| STATED PROBLEM |
Print out each record below, unaltered and complete, without its images.

| RAW DATA |
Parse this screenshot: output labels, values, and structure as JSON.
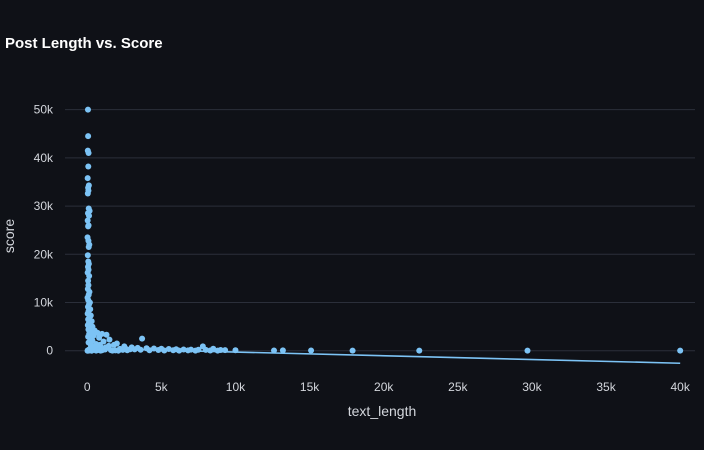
{
  "chart_data": {
    "type": "scatter",
    "title": "Post Length vs. Score",
    "xlabel": "text_length",
    "ylabel": "score",
    "xlim": [
      -1500,
      41000
    ],
    "ylim": [
      -4000,
      52000
    ],
    "x_ticks": [
      0,
      5000,
      10000,
      15000,
      20000,
      25000,
      30000,
      35000,
      40000
    ],
    "x_tick_labels": [
      "0",
      "5k",
      "10k",
      "15k",
      "20k",
      "25k",
      "30k",
      "35k",
      "40k"
    ],
    "y_ticks": [
      0,
      10000,
      20000,
      30000,
      40000,
      50000
    ],
    "y_tick_labels": [
      "0",
      "10k",
      "20k",
      "30k",
      "40k",
      "50k"
    ],
    "grid": true,
    "colors": {
      "points": "#7cc3f5",
      "trendline": "#7cc3f5",
      "grid": "#2b2f3a",
      "background": "#0f1117"
    },
    "trendline": {
      "x": [
        0,
        40000
      ],
      "y": [
        500,
        -2600
      ]
    },
    "points": [
      {
        "x": 50,
        "y": 50000
      },
      {
        "x": 60,
        "y": 44500
      },
      {
        "x": 40,
        "y": 41500
      },
      {
        "x": 90,
        "y": 41000
      },
      {
        "x": 70,
        "y": 38200
      },
      {
        "x": 30,
        "y": 35800
      },
      {
        "x": 110,
        "y": 34300
      },
      {
        "x": 60,
        "y": 33800
      },
      {
        "x": 80,
        "y": 33200
      },
      {
        "x": 40,
        "y": 32600
      },
      {
        "x": 100,
        "y": 29500
      },
      {
        "x": 160,
        "y": 29000
      },
      {
        "x": 50,
        "y": 28500
      },
      {
        "x": 120,
        "y": 28000
      },
      {
        "x": 30,
        "y": 27000
      },
      {
        "x": 90,
        "y": 26000
      },
      {
        "x": 60,
        "y": 25800
      },
      {
        "x": 20,
        "y": 23500
      },
      {
        "x": 80,
        "y": 22800
      },
      {
        "x": 140,
        "y": 22000
      },
      {
        "x": 100,
        "y": 21500
      },
      {
        "x": 40,
        "y": 19800
      },
      {
        "x": 70,
        "y": 18500
      },
      {
        "x": 110,
        "y": 18000
      },
      {
        "x": 50,
        "y": 17400
      },
      {
        "x": 90,
        "y": 16800
      },
      {
        "x": 30,
        "y": 16200
      },
      {
        "x": 130,
        "y": 15500
      },
      {
        "x": 60,
        "y": 14500
      },
      {
        "x": 80,
        "y": 13600
      },
      {
        "x": 40,
        "y": 12800
      },
      {
        "x": 150,
        "y": 12200
      },
      {
        "x": 100,
        "y": 11600
      },
      {
        "x": 20,
        "y": 11000
      },
      {
        "x": 70,
        "y": 10500
      },
      {
        "x": 180,
        "y": 10000
      },
      {
        "x": 120,
        "y": 9600
      },
      {
        "x": 50,
        "y": 9100
      },
      {
        "x": 200,
        "y": 8600
      },
      {
        "x": 90,
        "y": 8200
      },
      {
        "x": 30,
        "y": 7700
      },
      {
        "x": 240,
        "y": 7300
      },
      {
        "x": 140,
        "y": 6900
      },
      {
        "x": 60,
        "y": 6500
      },
      {
        "x": 300,
        "y": 6100
      },
      {
        "x": 110,
        "y": 5700
      },
      {
        "x": 40,
        "y": 5300
      },
      {
        "x": 350,
        "y": 5000
      },
      {
        "x": 170,
        "y": 4700
      },
      {
        "x": 80,
        "y": 4400
      },
      {
        "x": 500,
        "y": 4200
      },
      {
        "x": 260,
        "y": 3900
      },
      {
        "x": 700,
        "y": 3700
      },
      {
        "x": 130,
        "y": 3500
      },
      {
        "x": 1000,
        "y": 3500
      },
      {
        "x": 1300,
        "y": 3300
      },
      {
        "x": 420,
        "y": 3100
      },
      {
        "x": 60,
        "y": 2900
      },
      {
        "x": 800,
        "y": 2700
      },
      {
        "x": 200,
        "y": 2500
      },
      {
        "x": 1500,
        "y": 2300
      },
      {
        "x": 3700,
        "y": 2500
      },
      {
        "x": 350,
        "y": 2100
      },
      {
        "x": 1100,
        "y": 1900
      },
      {
        "x": 90,
        "y": 1700
      },
      {
        "x": 2000,
        "y": 1500
      },
      {
        "x": 600,
        "y": 1400
      },
      {
        "x": 1800,
        "y": 1200
      },
      {
        "x": 250,
        "y": 1100
      },
      {
        "x": 2500,
        "y": 900
      },
      {
        "x": 900,
        "y": 850
      },
      {
        "x": 3000,
        "y": 700
      },
      {
        "x": 1400,
        "y": 650
      },
      {
        "x": 3400,
        "y": 600
      },
      {
        "x": 4000,
        "y": 500
      },
      {
        "x": 500,
        "y": 500
      },
      {
        "x": 4500,
        "y": 450
      },
      {
        "x": 5000,
        "y": 400
      },
      {
        "x": 2200,
        "y": 380
      },
      {
        "x": 5500,
        "y": 350
      },
      {
        "x": 6000,
        "y": 300
      },
      {
        "x": 3200,
        "y": 280
      },
      {
        "x": 6500,
        "y": 250
      },
      {
        "x": 7000,
        "y": 220
      },
      {
        "x": 7500,
        "y": 200
      },
      {
        "x": 7800,
        "y": 900
      },
      {
        "x": 8000,
        "y": 180
      },
      {
        "x": 8500,
        "y": 400
      },
      {
        "x": 9000,
        "y": 150
      },
      {
        "x": 9300,
        "y": 120
      },
      {
        "x": 10000,
        "y": 100
      },
      {
        "x": 12600,
        "y": 50
      },
      {
        "x": 13200,
        "y": 80
      },
      {
        "x": 15100,
        "y": 40
      },
      {
        "x": 17900,
        "y": 30
      },
      {
        "x": 22400,
        "y": 20
      },
      {
        "x": 29700,
        "y": 10
      },
      {
        "x": 40000,
        "y": 10
      },
      {
        "x": 150,
        "y": 300
      },
      {
        "x": 400,
        "y": 200
      },
      {
        "x": 700,
        "y": 150
      },
      {
        "x": 1000,
        "y": 100
      },
      {
        "x": 1200,
        "y": 250
      },
      {
        "x": 1600,
        "y": 120
      },
      {
        "x": 1900,
        "y": 60
      },
      {
        "x": 2400,
        "y": 180
      },
      {
        "x": 2700,
        "y": 90
      },
      {
        "x": 300,
        "y": 0
      },
      {
        "x": 600,
        "y": 20
      },
      {
        "x": 900,
        "y": 10
      },
      {
        "x": 1700,
        "y": 30
      },
      {
        "x": 2100,
        "y": 5
      },
      {
        "x": 50,
        "y": 100
      },
      {
        "x": 100,
        "y": 20
      },
      {
        "x": 20,
        "y": 0
      },
      {
        "x": 250,
        "y": 600
      },
      {
        "x": 450,
        "y": 800
      },
      {
        "x": 650,
        "y": 1000
      },
      {
        "x": 850,
        "y": 1200
      },
      {
        "x": 1250,
        "y": 700
      },
      {
        "x": 1450,
        "y": 1000
      },
      {
        "x": 2600,
        "y": 400
      },
      {
        "x": 2900,
        "y": 300
      },
      {
        "x": 3600,
        "y": 200
      },
      {
        "x": 4200,
        "y": 100
      },
      {
        "x": 4800,
        "y": 150
      },
      {
        "x": 5200,
        "y": 50
      },
      {
        "x": 5800,
        "y": 100
      },
      {
        "x": 6200,
        "y": 30
      },
      {
        "x": 6800,
        "y": 60
      },
      {
        "x": 7300,
        "y": 20
      },
      {
        "x": 8300,
        "y": 40
      },
      {
        "x": 8800,
        "y": 10
      }
    ]
  }
}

| TASK RESPONSE |
Parse this screenshot: output labels, values, and structure as JSON.
{
  "chart_data": {
    "type": "scatter",
    "title": "Post Length vs. Score",
    "xlabel": "text_length",
    "ylabel": "score",
    "xlim": [
      -1500,
      41000
    ],
    "ylim": [
      -4000,
      52000
    ],
    "x_ticks": [
      0,
      5000,
      10000,
      15000,
      20000,
      25000,
      30000,
      35000,
      40000
    ],
    "x_tick_labels": [
      "0",
      "5k",
      "10k",
      "15k",
      "20k",
      "25k",
      "30k",
      "35k",
      "40k"
    ],
    "y_ticks": [
      0,
      10000,
      20000,
      30000,
      40000,
      50000
    ],
    "y_tick_labels": [
      "0",
      "10k",
      "20k",
      "30k",
      "40k",
      "50k"
    ],
    "grid": true,
    "colors": {
      "points": "#7cc3f5",
      "trendline": "#7cc3f5",
      "grid": "#2b2f3a",
      "background": "#0f1117"
    },
    "trendline": {
      "x": [
        0,
        40000
      ],
      "y": [
        500,
        -2600
      ]
    },
    "points": [
      {
        "x": 50,
        "y": 50000
      },
      {
        "x": 60,
        "y": 44500
      },
      {
        "x": 40,
        "y": 41500
      },
      {
        "x": 90,
        "y": 41000
      },
      {
        "x": 70,
        "y": 38200
      },
      {
        "x": 30,
        "y": 35800
      },
      {
        "x": 110,
        "y": 34300
      },
      {
        "x": 60,
        "y": 33800
      },
      {
        "x": 80,
        "y": 33200
      },
      {
        "x": 40,
        "y": 32600
      },
      {
        "x": 100,
        "y": 29500
      },
      {
        "x": 160,
        "y": 29000
      },
      {
        "x": 50,
        "y": 28500
      },
      {
        "x": 120,
        "y": 28000
      },
      {
        "x": 30,
        "y": 27000
      },
      {
        "x": 90,
        "y": 26000
      },
      {
        "x": 60,
        "y": 25800
      },
      {
        "x": 20,
        "y": 23500
      },
      {
        "x": 80,
        "y": 22800
      },
      {
        "x": 140,
        "y": 22000
      },
      {
        "x": 100,
        "y": 21500
      },
      {
        "x": 40,
        "y": 19800
      },
      {
        "x": 70,
        "y": 18500
      },
      {
        "x": 110,
        "y": 18000
      },
      {
        "x": 50,
        "y": 17400
      },
      {
        "x": 90,
        "y": 16800
      },
      {
        "x": 30,
        "y": 16200
      },
      {
        "x": 130,
        "y": 15500
      },
      {
        "x": 60,
        "y": 14500
      },
      {
        "x": 80,
        "y": 13600
      },
      {
        "x": 40,
        "y": 12800
      },
      {
        "x": 150,
        "y": 12200
      },
      {
        "x": 100,
        "y": 11600
      },
      {
        "x": 20,
        "y": 11000
      },
      {
        "x": 70,
        "y": 10500
      },
      {
        "x": 180,
        "y": 10000
      },
      {
        "x": 120,
        "y": 9600
      },
      {
        "x": 50,
        "y": 9100
      },
      {
        "x": 200,
        "y": 8600
      },
      {
        "x": 90,
        "y": 8200
      },
      {
        "x": 30,
        "y": 7700
      },
      {
        "x": 240,
        "y": 7300
      },
      {
        "x": 140,
        "y": 6900
      },
      {
        "x": 60,
        "y": 6500
      },
      {
        "x": 300,
        "y": 6100
      },
      {
        "x": 110,
        "y": 5700
      },
      {
        "x": 40,
        "y": 5300
      },
      {
        "x": 350,
        "y": 5000
      },
      {
        "x": 170,
        "y": 4700
      },
      {
        "x": 80,
        "y": 4400
      },
      {
        "x": 500,
        "y": 4200
      },
      {
        "x": 260,
        "y": 3900
      },
      {
        "x": 700,
        "y": 3700
      },
      {
        "x": 130,
        "y": 3500
      },
      {
        "x": 1000,
        "y": 3500
      },
      {
        "x": 1300,
        "y": 3300
      },
      {
        "x": 420,
        "y": 3100
      },
      {
        "x": 60,
        "y": 2900
      },
      {
        "x": 800,
        "y": 2700
      },
      {
        "x": 200,
        "y": 2500
      },
      {
        "x": 1500,
        "y": 2300
      },
      {
        "x": 3700,
        "y": 2500
      },
      {
        "x": 350,
        "y": 2100
      },
      {
        "x": 1100,
        "y": 1900
      },
      {
        "x": 90,
        "y": 1700
      },
      {
        "x": 2000,
        "y": 1500
      },
      {
        "x": 600,
        "y": 1400
      },
      {
        "x": 1800,
        "y": 1200
      },
      {
        "x": 250,
        "y": 1100
      },
      {
        "x": 2500,
        "y": 900
      },
      {
        "x": 900,
        "y": 850
      },
      {
        "x": 3000,
        "y": 700
      },
      {
        "x": 1400,
        "y": 650
      },
      {
        "x": 3400,
        "y": 600
      },
      {
        "x": 4000,
        "y": 500
      },
      {
        "x": 500,
        "y": 500
      },
      {
        "x": 4500,
        "y": 450
      },
      {
        "x": 5000,
        "y": 400
      },
      {
        "x": 2200,
        "y": 380
      },
      {
        "x": 5500,
        "y": 350
      },
      {
        "x": 6000,
        "y": 300
      },
      {
        "x": 3200,
        "y": 280
      },
      {
        "x": 6500,
        "y": 250
      },
      {
        "x": 7000,
        "y": 220
      },
      {
        "x": 7500,
        "y": 200
      },
      {
        "x": 7800,
        "y": 900
      },
      {
        "x": 8000,
        "y": 180
      },
      {
        "x": 8500,
        "y": 400
      },
      {
        "x": 9000,
        "y": 150
      },
      {
        "x": 9300,
        "y": 120
      },
      {
        "x": 10000,
        "y": 100
      },
      {
        "x": 12600,
        "y": 50
      },
      {
        "x": 13200,
        "y": 80
      },
      {
        "x": 15100,
        "y": 40
      },
      {
        "x": 17900,
        "y": 30
      },
      {
        "x": 22400,
        "y": 20
      },
      {
        "x": 29700,
        "y": 10
      },
      {
        "x": 40000,
        "y": 10
      },
      {
        "x": 150,
        "y": 300
      },
      {
        "x": 400,
        "y": 200
      },
      {
        "x": 700,
        "y": 150
      },
      {
        "x": 1000,
        "y": 100
      },
      {
        "x": 1200,
        "y": 250
      },
      {
        "x": 1600,
        "y": 120
      },
      {
        "x": 1900,
        "y": 60
      },
      {
        "x": 2400,
        "y": 180
      },
      {
        "x": 2700,
        "y": 90
      },
      {
        "x": 300,
        "y": 0
      },
      {
        "x": 600,
        "y": 20
      },
      {
        "x": 900,
        "y": 10
      },
      {
        "x": 1700,
        "y": 30
      },
      {
        "x": 2100,
        "y": 5
      },
      {
        "x": 50,
        "y": 100
      },
      {
        "x": 100,
        "y": 20
      },
      {
        "x": 20,
        "y": 0
      },
      {
        "x": 250,
        "y": 600
      },
      {
        "x": 450,
        "y": 800
      },
      {
        "x": 650,
        "y": 1000
      },
      {
        "x": 850,
        "y": 1200
      },
      {
        "x": 1250,
        "y": 700
      },
      {
        "x": 1450,
        "y": 1000
      },
      {
        "x": 2600,
        "y": 400
      },
      {
        "x": 2900,
        "y": 300
      },
      {
        "x": 3600,
        "y": 200
      },
      {
        "x": 4200,
        "y": 100
      },
      {
        "x": 4800,
        "y": 150
      },
      {
        "x": 5200,
        "y": 50
      },
      {
        "x": 5800,
        "y": 100
      },
      {
        "x": 6200,
        "y": 30
      },
      {
        "x": 6800,
        "y": 60
      },
      {
        "x": 7300,
        "y": 20
      },
      {
        "x": 8300,
        "y": 40
      },
      {
        "x": 8800,
        "y": 10
      }
    ]
  }
}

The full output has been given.